**Items:**
※
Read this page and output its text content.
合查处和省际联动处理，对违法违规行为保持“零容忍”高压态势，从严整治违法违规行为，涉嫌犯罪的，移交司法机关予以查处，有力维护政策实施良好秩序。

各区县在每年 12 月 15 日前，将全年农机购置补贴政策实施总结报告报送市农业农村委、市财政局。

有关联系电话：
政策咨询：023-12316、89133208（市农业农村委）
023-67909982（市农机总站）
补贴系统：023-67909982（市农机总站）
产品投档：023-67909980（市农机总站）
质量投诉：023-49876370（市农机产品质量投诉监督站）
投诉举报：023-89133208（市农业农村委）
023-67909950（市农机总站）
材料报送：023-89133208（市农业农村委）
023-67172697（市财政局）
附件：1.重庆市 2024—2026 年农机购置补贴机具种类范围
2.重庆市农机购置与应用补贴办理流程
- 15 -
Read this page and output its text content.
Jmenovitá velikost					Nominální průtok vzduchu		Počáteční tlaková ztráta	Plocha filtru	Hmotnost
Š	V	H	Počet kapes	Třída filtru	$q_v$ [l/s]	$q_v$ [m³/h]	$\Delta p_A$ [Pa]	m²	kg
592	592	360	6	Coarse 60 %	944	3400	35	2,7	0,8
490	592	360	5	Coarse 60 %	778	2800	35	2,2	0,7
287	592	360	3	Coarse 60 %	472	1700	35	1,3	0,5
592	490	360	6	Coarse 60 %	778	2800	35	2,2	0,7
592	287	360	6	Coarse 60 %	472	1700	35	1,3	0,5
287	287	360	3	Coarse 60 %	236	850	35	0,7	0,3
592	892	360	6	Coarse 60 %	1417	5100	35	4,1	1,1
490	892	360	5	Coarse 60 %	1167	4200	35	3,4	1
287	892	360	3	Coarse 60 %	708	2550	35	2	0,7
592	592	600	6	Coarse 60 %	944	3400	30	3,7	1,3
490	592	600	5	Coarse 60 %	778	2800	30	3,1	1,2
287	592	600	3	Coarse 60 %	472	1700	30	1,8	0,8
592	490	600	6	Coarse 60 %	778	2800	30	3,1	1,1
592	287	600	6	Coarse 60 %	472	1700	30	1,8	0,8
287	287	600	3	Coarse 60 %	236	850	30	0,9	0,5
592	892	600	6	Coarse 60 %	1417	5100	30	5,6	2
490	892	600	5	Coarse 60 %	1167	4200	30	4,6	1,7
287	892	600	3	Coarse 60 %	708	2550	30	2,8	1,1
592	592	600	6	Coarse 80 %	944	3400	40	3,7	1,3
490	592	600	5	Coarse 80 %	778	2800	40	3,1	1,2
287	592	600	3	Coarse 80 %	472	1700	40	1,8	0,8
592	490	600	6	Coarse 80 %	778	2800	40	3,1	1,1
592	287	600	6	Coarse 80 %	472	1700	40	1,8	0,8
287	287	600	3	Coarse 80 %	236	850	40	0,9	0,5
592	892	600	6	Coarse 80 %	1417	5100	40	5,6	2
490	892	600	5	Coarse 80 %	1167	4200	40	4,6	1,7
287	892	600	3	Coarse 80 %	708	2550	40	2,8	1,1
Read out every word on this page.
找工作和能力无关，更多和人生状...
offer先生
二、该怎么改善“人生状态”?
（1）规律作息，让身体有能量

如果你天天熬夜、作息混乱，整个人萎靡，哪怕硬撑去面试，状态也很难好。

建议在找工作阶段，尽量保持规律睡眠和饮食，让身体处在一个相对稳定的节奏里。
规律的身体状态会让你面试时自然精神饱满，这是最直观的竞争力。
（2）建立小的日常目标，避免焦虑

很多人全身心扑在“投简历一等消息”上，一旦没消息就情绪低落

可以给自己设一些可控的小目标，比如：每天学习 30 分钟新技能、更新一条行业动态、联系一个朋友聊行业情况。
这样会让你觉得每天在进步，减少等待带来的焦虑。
※
**Task:**
Copy out all of the data exactly, leaving nothing out.

**Full output:**
Read this page and output its text content.
合查处和省际联动处理，对违法违规行为保持“零容忍”高压态势，从严整治违法违规行为，涉嫌犯罪的，移交司法机关予以查处，有力维护政策实施良好秩序。

各区县在每年 12 月 15 日前，将全年农机购置补贴政策实施总结报告报送市农业农村委、市财政局。

有关联系电话：
政策咨询：023-12316、89133208（市农业农村委）
023-67909982（市农机总站）
补贴系统：023-67909982（市农机总站）
产品投档：023-67909980（市农机总站）
质量投诉：023-49876370（市农机产品质量投诉监督站）
投诉举报：023-89133208（市农业农村委）
023-67909950（市农机总站）
材料报送：023-89133208（市农业农村委）
023-67172697（市财政局）
附件：1.重庆市 2024—2026 年农机购置补贴机具种类范围
2.重庆市农机购置与应用补贴办理流程
- 15 -
Read this page and output its text content.
Jmenovitá velikost					Nominální průtok vzduchu		Počáteční tlaková ztráta	Plocha filtru	Hmotnost
Š	V	H	Počet kapes	Třída filtru	$q_v$ [l/s]	$q_v$ [m³/h]	$\Delta p_A$ [Pa]	m²	kg
592	592	360	6	Coarse 60 %	944	3400	35	2,7	0,8
490	592	360	5	Coarse 60 %	778	2800	35	2,2	0,7
287	592	360	3	Coarse 60 %	472	1700	35	1,3	0,5
592	490	360	6	Coarse 60 %	778	2800	35	2,2	0,7
592	287	360	6	Coarse 60 %	472	1700	35	1,3	0,5
287	287	360	3	Coarse 60 %	236	850	35	0,7	0,3
592	892	360	6	Coarse 60 %	1417	5100	35	4,1	1,1
490	892	360	5	Coarse 60 %	1167	4200	35	3,4	1
287	892	360	3	Coarse 60 %	708	2550	35	2	0,7
592	592	600	6	Coarse 60 %	944	3400	30	3,7	1,3
490	592	600	5	Coarse 60 %	778	2800	30	3,1	1,2
287	592	600	3	Coarse 60 %	472	1700	30	1,8	0,8
592	490	600	6	Coarse 60 %	778	2800	30	3,1	1,1
592	287	600	6	Coarse 60 %	472	1700	30	1,8	0,8
287	287	600	3	Coarse 60 %	236	850	30	0,9	0,5
592	892	600	6	Coarse 60 %	1417	5100	30	5,6	2
490	892	600	5	Coarse 60 %	1167	4200	30	4,6	1,7
287	892	600	3	Coarse 60 %	708	2550	30	2,8	1,1
592	592	600	6	Coarse 80 %	944	3400	40	3,7	1,3
490	592	600	5	Coarse 80 %	778	2800	40	3,1	1,2
287	592	600	3	Coarse 80 %	472	1700	40	1,8	0,8
592	490	600	6	Coarse 80 %	778	2800	40	3,1	1,1
592	287	600	6	Coarse 80 %	472	1700	40	1,8	0,8
287	287	600	3	Coarse 80 %	236	850	40	0,9	0,5
592	892	600	6	Coarse 80 %	1417	5100	40	5,6	2
490	892	600	5	Coarse 80 %	1167	4200	40	4,6	1,7
287	892	600	3	Coarse 80 %	708	2550	40	2,8	1,1
Read out every word on this page.
找工作和能力无关，更多和人生状...
offer先生
二、该怎么改善“人生状态”?
（1）规律作息，让身体有能量

如果你天天熬夜、作息混乱，整个人萎靡，哪怕硬撑去面试，状态也很难好。

建议在找工作阶段，尽量保持规律睡眠和饮食，让身体处在一个相对稳定的节奏里。
规律的身体状态会让你面试时自然精神饱满，这是最直观的竞争力。
（2）建立小的日常目标，避免焦虑

很多人全身心扑在“投简历一等消息”上，一旦没消息就情绪低落

可以给自己设一些可控的小目标，比如：每天学习 30 分钟新技能、更新一条行业动态、联系一个朋友聊行业情况。
这样会让你觉得每天在进步，减少等待带来的焦虑。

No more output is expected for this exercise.